▸ **DATA**
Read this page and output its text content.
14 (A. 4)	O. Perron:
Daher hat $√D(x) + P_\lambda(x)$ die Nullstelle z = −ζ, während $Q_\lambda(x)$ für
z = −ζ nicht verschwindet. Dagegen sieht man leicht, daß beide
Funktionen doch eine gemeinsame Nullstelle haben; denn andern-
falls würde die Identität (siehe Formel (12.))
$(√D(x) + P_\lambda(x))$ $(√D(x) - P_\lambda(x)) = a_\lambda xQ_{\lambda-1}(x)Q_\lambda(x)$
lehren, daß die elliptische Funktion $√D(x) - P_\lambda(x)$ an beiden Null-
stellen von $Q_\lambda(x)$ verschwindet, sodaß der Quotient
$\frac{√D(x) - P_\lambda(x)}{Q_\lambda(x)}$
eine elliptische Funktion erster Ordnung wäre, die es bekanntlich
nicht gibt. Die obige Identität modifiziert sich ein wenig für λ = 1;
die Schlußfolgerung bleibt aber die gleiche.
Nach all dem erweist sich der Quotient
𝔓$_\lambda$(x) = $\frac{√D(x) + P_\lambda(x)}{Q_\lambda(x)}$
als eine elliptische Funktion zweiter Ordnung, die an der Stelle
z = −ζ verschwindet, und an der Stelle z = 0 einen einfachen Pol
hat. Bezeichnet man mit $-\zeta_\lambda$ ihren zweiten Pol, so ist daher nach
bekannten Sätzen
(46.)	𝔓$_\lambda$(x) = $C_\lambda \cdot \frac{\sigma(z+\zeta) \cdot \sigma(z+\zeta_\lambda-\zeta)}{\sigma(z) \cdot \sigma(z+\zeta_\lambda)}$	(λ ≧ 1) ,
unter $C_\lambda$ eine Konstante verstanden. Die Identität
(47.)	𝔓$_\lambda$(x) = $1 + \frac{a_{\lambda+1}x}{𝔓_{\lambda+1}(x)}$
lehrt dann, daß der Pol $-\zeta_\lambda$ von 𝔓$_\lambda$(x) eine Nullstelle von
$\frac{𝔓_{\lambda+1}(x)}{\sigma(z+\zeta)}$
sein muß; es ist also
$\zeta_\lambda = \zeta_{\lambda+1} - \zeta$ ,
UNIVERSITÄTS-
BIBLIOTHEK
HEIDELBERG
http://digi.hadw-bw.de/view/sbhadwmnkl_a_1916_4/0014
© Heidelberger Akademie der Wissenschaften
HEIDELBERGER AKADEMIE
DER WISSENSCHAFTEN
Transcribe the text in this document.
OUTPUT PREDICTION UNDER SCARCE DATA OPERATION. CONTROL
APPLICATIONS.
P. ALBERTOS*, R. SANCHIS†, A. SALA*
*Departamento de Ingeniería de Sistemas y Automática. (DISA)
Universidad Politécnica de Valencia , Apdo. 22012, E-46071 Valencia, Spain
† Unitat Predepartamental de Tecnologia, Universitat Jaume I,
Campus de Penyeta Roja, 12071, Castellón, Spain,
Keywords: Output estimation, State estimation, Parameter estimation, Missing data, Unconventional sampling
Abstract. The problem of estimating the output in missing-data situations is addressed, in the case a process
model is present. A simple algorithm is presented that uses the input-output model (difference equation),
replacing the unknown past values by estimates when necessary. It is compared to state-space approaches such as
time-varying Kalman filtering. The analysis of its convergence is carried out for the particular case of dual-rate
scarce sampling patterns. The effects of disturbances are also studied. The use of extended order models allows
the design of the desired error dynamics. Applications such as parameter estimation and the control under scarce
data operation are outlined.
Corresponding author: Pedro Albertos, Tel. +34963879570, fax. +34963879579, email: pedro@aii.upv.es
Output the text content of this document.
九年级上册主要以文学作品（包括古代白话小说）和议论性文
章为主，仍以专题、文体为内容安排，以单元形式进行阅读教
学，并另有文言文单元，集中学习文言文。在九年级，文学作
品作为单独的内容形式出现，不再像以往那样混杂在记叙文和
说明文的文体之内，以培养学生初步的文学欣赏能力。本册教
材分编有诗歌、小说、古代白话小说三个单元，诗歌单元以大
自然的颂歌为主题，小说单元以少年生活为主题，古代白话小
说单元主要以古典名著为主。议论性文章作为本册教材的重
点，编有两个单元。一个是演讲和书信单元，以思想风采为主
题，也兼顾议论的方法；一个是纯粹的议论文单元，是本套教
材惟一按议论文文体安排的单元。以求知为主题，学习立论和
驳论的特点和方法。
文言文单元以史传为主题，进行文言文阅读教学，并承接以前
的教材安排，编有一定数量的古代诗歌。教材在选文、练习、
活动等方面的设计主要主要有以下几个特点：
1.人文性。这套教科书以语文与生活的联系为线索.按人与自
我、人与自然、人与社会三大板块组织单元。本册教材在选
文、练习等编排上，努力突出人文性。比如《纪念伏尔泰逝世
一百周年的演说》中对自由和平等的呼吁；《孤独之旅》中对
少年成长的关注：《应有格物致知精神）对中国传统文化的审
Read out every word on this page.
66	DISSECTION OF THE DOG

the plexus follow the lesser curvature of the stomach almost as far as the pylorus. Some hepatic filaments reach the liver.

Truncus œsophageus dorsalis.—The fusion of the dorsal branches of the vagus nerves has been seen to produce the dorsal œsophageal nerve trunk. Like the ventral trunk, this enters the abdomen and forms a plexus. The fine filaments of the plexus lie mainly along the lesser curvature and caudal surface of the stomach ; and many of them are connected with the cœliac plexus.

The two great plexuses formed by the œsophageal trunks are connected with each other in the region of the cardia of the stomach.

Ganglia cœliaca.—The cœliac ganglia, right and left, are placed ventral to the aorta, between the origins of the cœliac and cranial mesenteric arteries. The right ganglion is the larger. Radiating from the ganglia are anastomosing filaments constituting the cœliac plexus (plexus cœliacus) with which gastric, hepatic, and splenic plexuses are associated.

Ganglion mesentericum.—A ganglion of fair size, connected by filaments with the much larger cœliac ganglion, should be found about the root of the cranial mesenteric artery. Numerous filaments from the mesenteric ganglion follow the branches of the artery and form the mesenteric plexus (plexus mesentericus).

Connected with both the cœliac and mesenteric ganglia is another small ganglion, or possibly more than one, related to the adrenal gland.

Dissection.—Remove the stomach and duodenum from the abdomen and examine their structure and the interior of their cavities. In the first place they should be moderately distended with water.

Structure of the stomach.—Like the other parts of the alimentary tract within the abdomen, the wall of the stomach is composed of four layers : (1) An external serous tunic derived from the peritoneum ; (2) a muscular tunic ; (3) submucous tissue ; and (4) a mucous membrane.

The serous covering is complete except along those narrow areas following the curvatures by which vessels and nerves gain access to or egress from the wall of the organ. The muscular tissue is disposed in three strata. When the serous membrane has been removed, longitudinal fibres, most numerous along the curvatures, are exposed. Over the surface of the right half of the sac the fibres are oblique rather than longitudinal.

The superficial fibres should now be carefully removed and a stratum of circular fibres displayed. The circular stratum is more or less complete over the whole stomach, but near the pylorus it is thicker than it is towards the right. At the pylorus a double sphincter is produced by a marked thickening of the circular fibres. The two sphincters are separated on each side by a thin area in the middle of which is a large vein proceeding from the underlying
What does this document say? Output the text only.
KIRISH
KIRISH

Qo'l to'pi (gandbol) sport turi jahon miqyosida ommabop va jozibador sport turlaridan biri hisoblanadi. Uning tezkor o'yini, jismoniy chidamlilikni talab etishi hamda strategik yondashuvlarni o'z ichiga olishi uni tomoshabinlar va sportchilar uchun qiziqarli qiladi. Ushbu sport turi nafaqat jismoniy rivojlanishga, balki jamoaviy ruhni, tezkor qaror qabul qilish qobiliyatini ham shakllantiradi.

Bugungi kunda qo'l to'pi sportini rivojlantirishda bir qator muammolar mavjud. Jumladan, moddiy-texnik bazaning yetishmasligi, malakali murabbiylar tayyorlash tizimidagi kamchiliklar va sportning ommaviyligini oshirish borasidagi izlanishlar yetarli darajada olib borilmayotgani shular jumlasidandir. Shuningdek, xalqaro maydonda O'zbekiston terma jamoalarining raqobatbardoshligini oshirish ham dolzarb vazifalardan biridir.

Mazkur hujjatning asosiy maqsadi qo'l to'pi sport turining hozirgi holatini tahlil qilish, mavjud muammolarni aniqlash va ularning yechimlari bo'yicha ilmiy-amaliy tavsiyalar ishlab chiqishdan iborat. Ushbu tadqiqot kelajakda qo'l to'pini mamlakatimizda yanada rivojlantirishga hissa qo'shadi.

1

▸ **GIVEN INSTRUCTION**
Count the lines of the data that include the string "sigma", and give only that number.

▸ **OUTPUT OF THE EXERCISE**
2